Data extracted from a collection
--- Start ---
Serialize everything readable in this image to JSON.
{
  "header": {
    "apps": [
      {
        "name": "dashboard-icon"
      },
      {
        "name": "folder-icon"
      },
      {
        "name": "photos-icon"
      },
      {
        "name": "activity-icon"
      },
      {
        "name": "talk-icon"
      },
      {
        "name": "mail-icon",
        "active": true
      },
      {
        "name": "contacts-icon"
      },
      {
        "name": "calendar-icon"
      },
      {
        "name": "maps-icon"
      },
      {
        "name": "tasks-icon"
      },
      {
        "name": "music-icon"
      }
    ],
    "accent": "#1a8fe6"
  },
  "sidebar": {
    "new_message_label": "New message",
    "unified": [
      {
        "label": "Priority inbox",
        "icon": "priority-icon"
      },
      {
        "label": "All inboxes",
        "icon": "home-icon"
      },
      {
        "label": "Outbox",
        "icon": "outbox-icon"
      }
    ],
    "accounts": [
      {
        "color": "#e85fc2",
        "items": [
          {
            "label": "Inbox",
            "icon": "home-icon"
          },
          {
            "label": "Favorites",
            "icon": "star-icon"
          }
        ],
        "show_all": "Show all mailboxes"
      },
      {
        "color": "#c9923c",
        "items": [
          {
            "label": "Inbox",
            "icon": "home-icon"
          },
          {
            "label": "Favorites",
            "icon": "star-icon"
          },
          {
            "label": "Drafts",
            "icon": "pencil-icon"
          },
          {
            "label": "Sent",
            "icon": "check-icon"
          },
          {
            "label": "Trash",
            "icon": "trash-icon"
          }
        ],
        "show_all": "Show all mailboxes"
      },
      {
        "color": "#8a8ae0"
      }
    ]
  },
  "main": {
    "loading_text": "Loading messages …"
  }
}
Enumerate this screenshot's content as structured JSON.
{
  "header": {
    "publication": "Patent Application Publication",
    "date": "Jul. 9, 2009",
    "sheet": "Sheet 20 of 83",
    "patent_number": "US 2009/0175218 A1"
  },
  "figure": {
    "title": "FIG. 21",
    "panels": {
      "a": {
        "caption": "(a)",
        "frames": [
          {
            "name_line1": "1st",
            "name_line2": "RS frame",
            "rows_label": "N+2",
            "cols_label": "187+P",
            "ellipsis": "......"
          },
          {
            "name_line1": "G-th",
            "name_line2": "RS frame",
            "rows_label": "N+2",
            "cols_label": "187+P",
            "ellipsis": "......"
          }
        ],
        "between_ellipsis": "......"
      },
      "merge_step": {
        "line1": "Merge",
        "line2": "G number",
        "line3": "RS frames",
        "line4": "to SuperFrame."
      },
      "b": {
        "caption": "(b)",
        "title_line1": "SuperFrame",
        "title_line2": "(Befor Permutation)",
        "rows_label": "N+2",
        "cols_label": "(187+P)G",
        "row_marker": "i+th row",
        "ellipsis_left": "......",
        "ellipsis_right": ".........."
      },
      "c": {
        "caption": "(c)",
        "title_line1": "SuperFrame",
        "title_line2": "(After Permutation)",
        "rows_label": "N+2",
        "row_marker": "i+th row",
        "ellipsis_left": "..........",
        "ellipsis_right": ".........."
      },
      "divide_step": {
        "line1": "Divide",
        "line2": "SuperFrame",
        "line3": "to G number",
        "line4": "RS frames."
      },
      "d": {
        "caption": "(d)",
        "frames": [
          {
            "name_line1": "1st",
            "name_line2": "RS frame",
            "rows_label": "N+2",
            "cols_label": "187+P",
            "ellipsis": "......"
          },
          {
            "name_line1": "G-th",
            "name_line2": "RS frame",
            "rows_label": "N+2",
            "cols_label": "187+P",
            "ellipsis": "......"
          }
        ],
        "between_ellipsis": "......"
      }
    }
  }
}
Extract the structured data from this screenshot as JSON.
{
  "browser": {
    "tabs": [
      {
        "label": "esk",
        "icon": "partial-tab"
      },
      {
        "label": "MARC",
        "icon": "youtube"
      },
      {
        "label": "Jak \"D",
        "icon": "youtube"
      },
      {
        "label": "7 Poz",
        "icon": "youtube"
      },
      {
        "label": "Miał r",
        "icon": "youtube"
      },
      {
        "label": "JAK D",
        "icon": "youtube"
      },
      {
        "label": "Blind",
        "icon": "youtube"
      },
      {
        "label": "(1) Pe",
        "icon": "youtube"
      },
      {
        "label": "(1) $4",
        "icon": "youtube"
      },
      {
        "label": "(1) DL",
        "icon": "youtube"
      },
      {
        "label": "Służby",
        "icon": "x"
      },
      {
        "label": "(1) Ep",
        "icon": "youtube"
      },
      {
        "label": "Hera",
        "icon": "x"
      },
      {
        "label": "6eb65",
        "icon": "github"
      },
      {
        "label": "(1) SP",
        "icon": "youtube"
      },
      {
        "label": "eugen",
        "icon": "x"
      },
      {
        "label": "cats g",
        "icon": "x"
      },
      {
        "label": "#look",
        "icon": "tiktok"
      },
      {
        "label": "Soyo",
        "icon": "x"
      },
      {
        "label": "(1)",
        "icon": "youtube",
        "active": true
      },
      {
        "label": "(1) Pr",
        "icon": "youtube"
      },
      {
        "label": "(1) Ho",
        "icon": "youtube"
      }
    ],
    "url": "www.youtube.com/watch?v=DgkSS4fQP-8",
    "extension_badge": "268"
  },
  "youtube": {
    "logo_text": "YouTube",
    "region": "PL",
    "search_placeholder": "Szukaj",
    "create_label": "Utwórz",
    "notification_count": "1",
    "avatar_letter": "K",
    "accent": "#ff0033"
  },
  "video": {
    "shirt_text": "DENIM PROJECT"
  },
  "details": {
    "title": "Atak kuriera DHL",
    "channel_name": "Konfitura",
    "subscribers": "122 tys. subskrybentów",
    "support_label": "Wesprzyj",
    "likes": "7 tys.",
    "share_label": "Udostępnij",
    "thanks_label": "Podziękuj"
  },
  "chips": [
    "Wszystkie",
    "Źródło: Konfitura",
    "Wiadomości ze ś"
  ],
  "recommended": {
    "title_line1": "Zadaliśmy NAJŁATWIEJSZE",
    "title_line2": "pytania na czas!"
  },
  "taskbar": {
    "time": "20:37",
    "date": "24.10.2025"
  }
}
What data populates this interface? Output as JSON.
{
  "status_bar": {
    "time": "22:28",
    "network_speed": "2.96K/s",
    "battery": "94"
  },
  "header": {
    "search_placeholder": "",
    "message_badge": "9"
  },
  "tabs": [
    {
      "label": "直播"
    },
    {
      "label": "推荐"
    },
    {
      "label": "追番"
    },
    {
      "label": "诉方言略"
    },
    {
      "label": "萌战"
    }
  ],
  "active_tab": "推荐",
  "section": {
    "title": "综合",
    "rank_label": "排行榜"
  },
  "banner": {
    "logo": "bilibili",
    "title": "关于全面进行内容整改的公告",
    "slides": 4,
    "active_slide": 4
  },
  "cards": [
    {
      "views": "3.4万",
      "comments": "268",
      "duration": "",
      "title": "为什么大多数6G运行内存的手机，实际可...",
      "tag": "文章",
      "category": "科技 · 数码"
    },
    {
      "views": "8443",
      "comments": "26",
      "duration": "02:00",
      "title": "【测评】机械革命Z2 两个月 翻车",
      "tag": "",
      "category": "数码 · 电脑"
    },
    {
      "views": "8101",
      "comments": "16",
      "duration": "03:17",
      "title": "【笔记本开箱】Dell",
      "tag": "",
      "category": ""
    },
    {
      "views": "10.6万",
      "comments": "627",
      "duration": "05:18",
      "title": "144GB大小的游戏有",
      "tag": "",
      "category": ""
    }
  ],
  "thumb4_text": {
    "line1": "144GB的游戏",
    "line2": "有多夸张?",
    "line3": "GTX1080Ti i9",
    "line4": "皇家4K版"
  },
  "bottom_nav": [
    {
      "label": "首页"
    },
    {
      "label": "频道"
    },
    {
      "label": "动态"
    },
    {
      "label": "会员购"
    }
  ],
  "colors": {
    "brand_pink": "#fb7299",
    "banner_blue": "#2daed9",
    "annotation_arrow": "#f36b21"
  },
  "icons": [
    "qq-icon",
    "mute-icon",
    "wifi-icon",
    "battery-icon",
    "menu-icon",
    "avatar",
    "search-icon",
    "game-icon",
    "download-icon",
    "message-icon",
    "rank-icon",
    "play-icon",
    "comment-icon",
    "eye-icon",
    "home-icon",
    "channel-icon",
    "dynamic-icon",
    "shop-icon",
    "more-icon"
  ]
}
--- End ---
OBJECTIVE:
Using the data above, copy each line that contains "caption".

CORRECT RESULT:
        "caption": "(a)",
        "caption": "(b)",
        "caption": "(c)",
        "caption": "(d)",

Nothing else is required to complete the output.